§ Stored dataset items
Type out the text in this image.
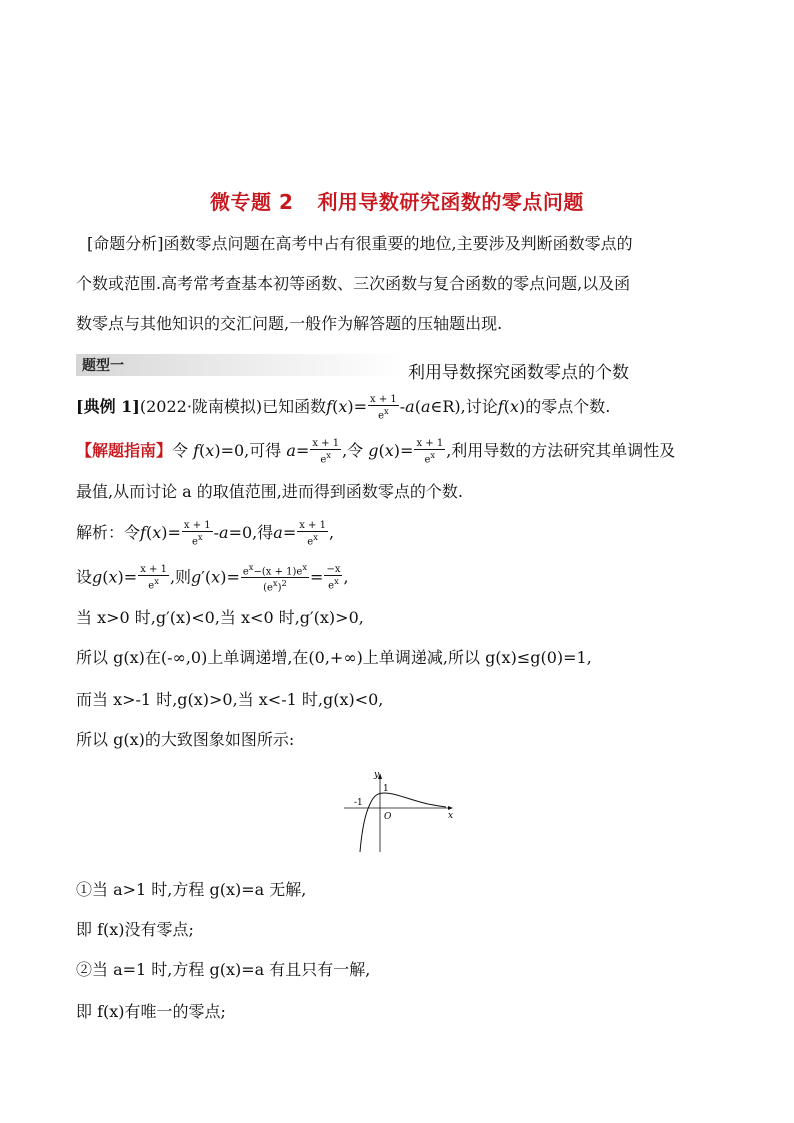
微专题 2 利用导数研究函数的零点问题
[命题分析]函数零点问题在高考中占有很重要的地位,主要涉及判断函数零点的
个数或范围.高考常考查基本初等函数、三次函数与复合函数的零点问题,以及函
数零点与其他知识的交汇问题,一般作为解答题的压轴题出现.
题型一	利用导数探究函数零点的个数
[典例 1](2022·陇南模拟)已知函数$f(x)= \frac{x + 1}{e^x}$ -a(a∈R),讨论f(x)的零点个数.
【解题指南】令 f(x)=0,可得 $a= \frac{x + 1}{e^x}$ ,令 $g(x)= \frac{x + 1}{e^x}$ ,利用导数的方法研究其单调性及
最值,从而讨论 a 的取值范围,进而得到函数零点的个数.
解析：令$f(x)= \frac{x + 1}{e^x} -a=0$,得$a= \frac{x + 1}{e^x}$ ,
设$g(x)= \frac{x + 1}{e^x}$ ,则$g'(x)= \frac{e^x-(x + 1)e^x}{(e^x)^2} = \frac{-x}{e^x}$ ,
当 x>0 时,g′(x)<0,当 x<0 时,g′(x)>0,
所以 g(x)在(-∞,0)上单调递增,在(0,+∞)上单调递减,所以 g(x)≤g(0)=1,
而当 x>-1 时,g(x)>0,当 x<-1 时,g(x)<0,
所以 g(x)的大致图象如图所示:
y
x
O
1
-1
①当 a>1 时,方程 g(x)=a 无解,
即 f(x)没有零点;
②当 a=1 时,方程 g(x)=a 有且只有一解,
即 f(x)有唯一的零点;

§ EXERCISE PROMPT
Set down the material exactly, every line of it, except for the pictures.

§ EXERCISE ANSWER
Type out the text in this image.
微专题 2 利用导数研究函数的零点问题
[命题分析]函数零点问题在高考中占有很重要的地位,主要涉及判断函数零点的
个数或范围.高考常考查基本初等函数、三次函数与复合函数的零点问题,以及函
数零点与其他知识的交汇问题,一般作为解答题的压轴题出现.
题型一	利用导数探究函数零点的个数
[典例 1](2022·陇南模拟)已知函数$f(x)= \frac{x + 1}{e^x}$ -a(a∈R),讨论f(x)的零点个数.
【解题指南】令 f(x)=0,可得 $a= \frac{x + 1}{e^x}$ ,令 $g(x)= \frac{x + 1}{e^x}$ ,利用导数的方法研究其单调性及
最值,从而讨论 a 的取值范围,进而得到函数零点的个数.
解析：令$f(x)= \frac{x + 1}{e^x} -a=0$,得$a= \frac{x + 1}{e^x}$ ,
设$g(x)= \frac{x + 1}{e^x}$ ,则$g'(x)= \frac{e^x-(x + 1)e^x}{(e^x)^2} = \frac{-x}{e^x}$ ,
当 x>0 时,g′(x)<0,当 x<0 时,g′(x)>0,
所以 g(x)在(-∞,0)上单调递增,在(0,+∞)上单调递减,所以 g(x)≤g(0)=1,
而当 x>-1 时,g(x)>0,当 x<-1 时,g(x)<0,
所以 g(x)的大致图象如图所示:
y
x
O
1
-1
①当 a>1 时,方程 g(x)=a 无解,
即 f(x)没有零点;
②当 a=1 时,方程 g(x)=a 有且只有一解,
即 f(x)有唯一的零点;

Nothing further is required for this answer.